Stored entries:
[start]
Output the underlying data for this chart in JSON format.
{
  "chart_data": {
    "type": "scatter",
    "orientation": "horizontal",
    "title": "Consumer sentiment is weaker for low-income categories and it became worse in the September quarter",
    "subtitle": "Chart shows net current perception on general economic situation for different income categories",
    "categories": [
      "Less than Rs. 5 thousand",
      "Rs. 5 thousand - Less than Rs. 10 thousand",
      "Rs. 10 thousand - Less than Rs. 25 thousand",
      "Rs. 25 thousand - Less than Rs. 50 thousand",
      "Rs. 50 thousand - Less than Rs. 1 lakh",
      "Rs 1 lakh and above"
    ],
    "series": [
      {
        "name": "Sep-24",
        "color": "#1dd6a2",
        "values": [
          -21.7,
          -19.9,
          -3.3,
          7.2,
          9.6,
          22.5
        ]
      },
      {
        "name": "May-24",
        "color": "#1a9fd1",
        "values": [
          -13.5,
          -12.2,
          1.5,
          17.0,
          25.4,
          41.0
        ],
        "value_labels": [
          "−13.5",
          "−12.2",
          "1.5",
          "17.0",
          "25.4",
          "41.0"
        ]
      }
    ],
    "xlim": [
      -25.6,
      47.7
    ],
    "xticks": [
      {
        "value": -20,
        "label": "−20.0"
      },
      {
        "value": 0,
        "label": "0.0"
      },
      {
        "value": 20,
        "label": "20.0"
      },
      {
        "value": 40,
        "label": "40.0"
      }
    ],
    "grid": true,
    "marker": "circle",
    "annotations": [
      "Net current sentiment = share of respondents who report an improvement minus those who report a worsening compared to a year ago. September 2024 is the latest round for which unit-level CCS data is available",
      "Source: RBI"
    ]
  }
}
[end]
Task description: Reproduce all of the records exactly.

Exercise response:
Output the underlying data for this chart in JSON format.
{
  "chart_data": {
    "type": "scatter",
    "orientation": "horizontal",
    "title": "Consumer sentiment is weaker for low-income categories and it became worse in the September quarter",
    "subtitle": "Chart shows net current perception on general economic situation for different income categories",
    "categories": [
      "Less than Rs. 5 thousand",
      "Rs. 5 thousand - Less than Rs. 10 thousand",
      "Rs. 10 thousand - Less than Rs. 25 thousand",
      "Rs. 25 thousand - Less than Rs. 50 thousand",
      "Rs. 50 thousand - Less than Rs. 1 lakh",
      "Rs 1 lakh and above"
    ],
    "series": [
      {
        "name": "Sep-24",
        "color": "#1dd6a2",
        "values": [
          -21.7,
          -19.9,
          -3.3,
          7.2,
          9.6,
          22.5
        ]
      },
      {
        "name": "May-24",
        "color": "#1a9fd1",
        "values": [
          -13.5,
          -12.2,
          1.5,
          17.0,
          25.4,
          41.0
        ],
        "value_labels": [
          "−13.5",
          "−12.2",
          "1.5",
          "17.0",
          "25.4",
          "41.0"
        ]
      }
    ],
    "xlim": [
      -25.6,
      47.7
    ],
    "xticks": [
      {
        "value": -20,
        "label": "−20.0"
      },
      {
        "value": 0,
        "label": "0.0"
      },
      {
        "value": 20,
        "label": "20.0"
      },
      {
        "value": 40,
        "label": "40.0"
      }
    ],
    "grid": true,
    "marker": "circle",
    "annotations": [
      "Net current sentiment = share of respondents who report an improvement minus those who report a worsening compared to a year ago. September 2024 is the latest round for which unit-level CCS data is available",
      "Source: RBI"
    ]
  }
}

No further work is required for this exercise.